## Task description
Copy down every line where the string "thumbs" shows up.

___ Recorded information ___

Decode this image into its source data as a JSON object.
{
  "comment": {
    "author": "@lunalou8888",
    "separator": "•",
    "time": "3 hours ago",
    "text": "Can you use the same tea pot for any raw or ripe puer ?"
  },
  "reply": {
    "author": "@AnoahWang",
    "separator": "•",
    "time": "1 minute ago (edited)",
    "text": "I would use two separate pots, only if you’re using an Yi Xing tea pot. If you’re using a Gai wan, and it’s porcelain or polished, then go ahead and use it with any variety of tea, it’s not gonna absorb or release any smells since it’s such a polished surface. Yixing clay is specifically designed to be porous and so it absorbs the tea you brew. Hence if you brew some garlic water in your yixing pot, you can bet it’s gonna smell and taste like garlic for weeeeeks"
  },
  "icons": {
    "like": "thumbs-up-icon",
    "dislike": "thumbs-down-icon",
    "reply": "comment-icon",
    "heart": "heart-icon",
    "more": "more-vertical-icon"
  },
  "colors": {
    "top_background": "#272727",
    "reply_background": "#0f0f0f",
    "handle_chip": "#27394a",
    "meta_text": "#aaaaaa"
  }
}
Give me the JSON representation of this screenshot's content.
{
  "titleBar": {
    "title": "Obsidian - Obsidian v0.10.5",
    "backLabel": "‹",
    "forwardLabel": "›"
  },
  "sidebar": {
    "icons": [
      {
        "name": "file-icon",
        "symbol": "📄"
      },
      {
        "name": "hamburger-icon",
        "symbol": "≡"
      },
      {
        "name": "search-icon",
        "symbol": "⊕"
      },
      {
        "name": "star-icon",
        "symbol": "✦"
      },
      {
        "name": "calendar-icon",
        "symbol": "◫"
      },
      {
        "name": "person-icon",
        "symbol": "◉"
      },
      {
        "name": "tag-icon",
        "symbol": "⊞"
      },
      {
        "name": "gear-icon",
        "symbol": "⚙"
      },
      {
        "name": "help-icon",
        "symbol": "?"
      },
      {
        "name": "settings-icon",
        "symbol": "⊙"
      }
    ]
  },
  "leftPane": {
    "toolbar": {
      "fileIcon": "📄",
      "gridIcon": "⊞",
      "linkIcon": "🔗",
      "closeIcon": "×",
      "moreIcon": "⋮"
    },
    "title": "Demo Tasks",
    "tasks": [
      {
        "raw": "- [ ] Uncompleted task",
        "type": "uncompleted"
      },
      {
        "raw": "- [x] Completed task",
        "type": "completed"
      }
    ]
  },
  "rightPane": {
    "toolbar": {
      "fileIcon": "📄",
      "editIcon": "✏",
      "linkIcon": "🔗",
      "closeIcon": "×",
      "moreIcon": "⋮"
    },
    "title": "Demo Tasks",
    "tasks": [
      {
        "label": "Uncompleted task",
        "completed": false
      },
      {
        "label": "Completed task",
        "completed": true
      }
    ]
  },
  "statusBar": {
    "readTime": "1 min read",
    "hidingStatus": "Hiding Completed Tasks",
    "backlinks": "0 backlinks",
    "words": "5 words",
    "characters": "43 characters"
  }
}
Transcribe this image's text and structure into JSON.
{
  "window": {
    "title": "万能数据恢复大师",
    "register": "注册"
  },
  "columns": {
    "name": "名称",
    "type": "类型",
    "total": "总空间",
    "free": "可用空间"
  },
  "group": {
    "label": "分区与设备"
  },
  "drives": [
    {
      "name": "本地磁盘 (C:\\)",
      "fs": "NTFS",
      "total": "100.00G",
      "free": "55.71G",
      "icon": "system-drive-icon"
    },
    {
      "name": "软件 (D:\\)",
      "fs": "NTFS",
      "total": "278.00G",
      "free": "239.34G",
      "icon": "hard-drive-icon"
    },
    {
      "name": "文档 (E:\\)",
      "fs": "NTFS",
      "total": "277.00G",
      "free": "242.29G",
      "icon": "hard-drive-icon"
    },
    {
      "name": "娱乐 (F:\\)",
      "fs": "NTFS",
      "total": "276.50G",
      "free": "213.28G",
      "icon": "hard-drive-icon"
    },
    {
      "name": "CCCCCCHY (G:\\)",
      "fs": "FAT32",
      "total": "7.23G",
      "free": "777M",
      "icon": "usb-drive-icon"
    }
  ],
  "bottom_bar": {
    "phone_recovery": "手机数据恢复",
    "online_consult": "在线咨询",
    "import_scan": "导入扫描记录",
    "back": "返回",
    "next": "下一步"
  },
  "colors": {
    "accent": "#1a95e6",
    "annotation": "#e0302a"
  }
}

___

## The completed task
    "like": "thumbs-up-icon",
    "dislike": "thumbs-down-icon",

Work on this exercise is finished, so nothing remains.